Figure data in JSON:
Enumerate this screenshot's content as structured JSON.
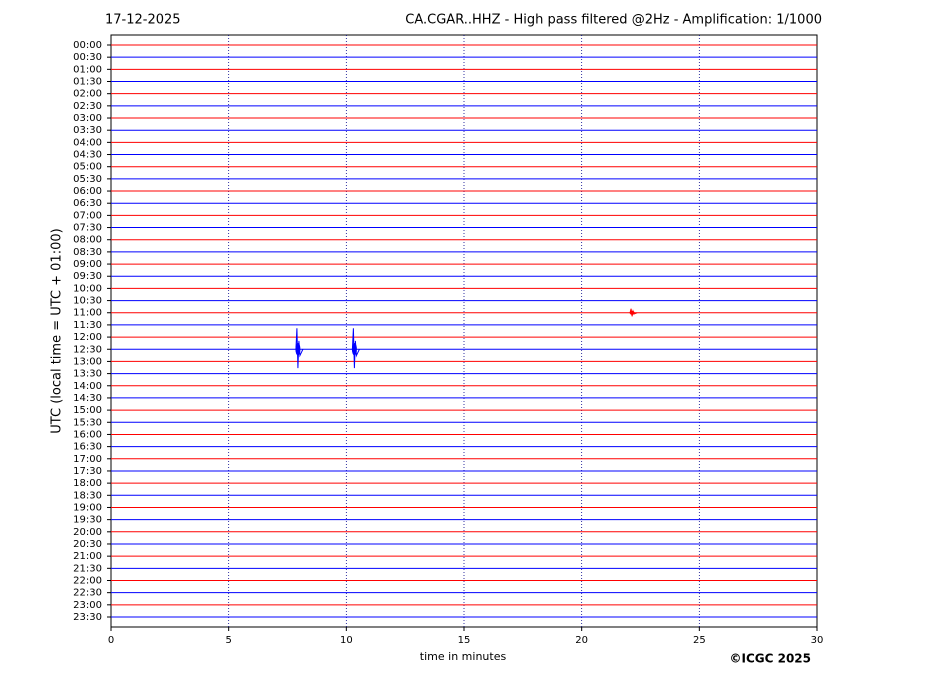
{
  "chart_data": {
    "type": "helicorder",
    "date": "17-12-2025",
    "title": "CA.CGAR..HHZ - High pass filtered @2Hz - Amplification: 1/1000",
    "y_label": "UTC (local time = UTC + 01:00)",
    "x_label": "time in minutes",
    "copyright": "©ICGC 2025",
    "categories": [
      "00:00",
      "00:30",
      "01:00",
      "01:30",
      "02:00",
      "02:30",
      "03:00",
      "03:30",
      "04:00",
      "04:30",
      "05:00",
      "05:30",
      "06:00",
      "06:30",
      "07:00",
      "07:30",
      "08:00",
      "08:30",
      "09:00",
      "09:30",
      "10:00",
      "10:30",
      "11:00",
      "11:30",
      "12:00",
      "12:30",
      "13:00",
      "13:30",
      "14:00",
      "14:30",
      "15:00",
      "15:30",
      "16:00",
      "16:30",
      "17:00",
      "17:30",
      "18:00",
      "18:30",
      "19:00",
      "19:30",
      "20:00",
      "20:30",
      "21:00",
      "21:30",
      "22:00",
      "22:30",
      "23:00",
      "23:30"
    ],
    "colors": [
      "#ff0000",
      "#0000ff"
    ],
    "xlim": [
      0,
      30
    ],
    "xticks": [
      0,
      5,
      10,
      15,
      20,
      25,
      30
    ],
    "grid": true,
    "events": [
      {
        "time": "12:30",
        "x": 7.9
      },
      {
        "time": "12:30",
        "x": 10.3
      },
      {
        "time": "11:00",
        "x": 22.1
      }
    ]
  }
}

STATED EXERCISE: Leave out the pictures and transcribe the entries above exactly.

THE RESULT:
Enumerate this screenshot's content as structured JSON.
{
  "chart_data": {
    "type": "helicorder",
    "date": "17-12-2025",
    "title": "CA.CGAR..HHZ - High pass filtered @2Hz - Amplification: 1/1000",
    "y_label": "UTC (local time = UTC + 01:00)",
    "x_label": "time in minutes",
    "copyright": "©ICGC 2025",
    "categories": [
      "00:00",
      "00:30",
      "01:00",
      "01:30",
      "02:00",
      "02:30",
      "03:00",
      "03:30",
      "04:00",
      "04:30",
      "05:00",
      "05:30",
      "06:00",
      "06:30",
      "07:00",
      "07:30",
      "08:00",
      "08:30",
      "09:00",
      "09:30",
      "10:00",
      "10:30",
      "11:00",
      "11:30",
      "12:00",
      "12:30",
      "13:00",
      "13:30",
      "14:00",
      "14:30",
      "15:00",
      "15:30",
      "16:00",
      "16:30",
      "17:00",
      "17:30",
      "18:00",
      "18:30",
      "19:00",
      "19:30",
      "20:00",
      "20:30",
      "21:00",
      "21:30",
      "22:00",
      "22:30",
      "23:00",
      "23:30"
    ],
    "colors": [
      "#ff0000",
      "#0000ff"
    ],
    "xlim": [
      0,
      30
    ],
    "xticks": [
      0,
      5,
      10,
      15,
      20,
      25,
      30
    ],
    "grid": true,
    "events": [
      {
        "time": "12:30",
        "x": 7.9
      },
      {
        "time": "12:30",
        "x": 10.3
      },
      {
        "time": "11:00",
        "x": 22.1
      }
    ]
  }
}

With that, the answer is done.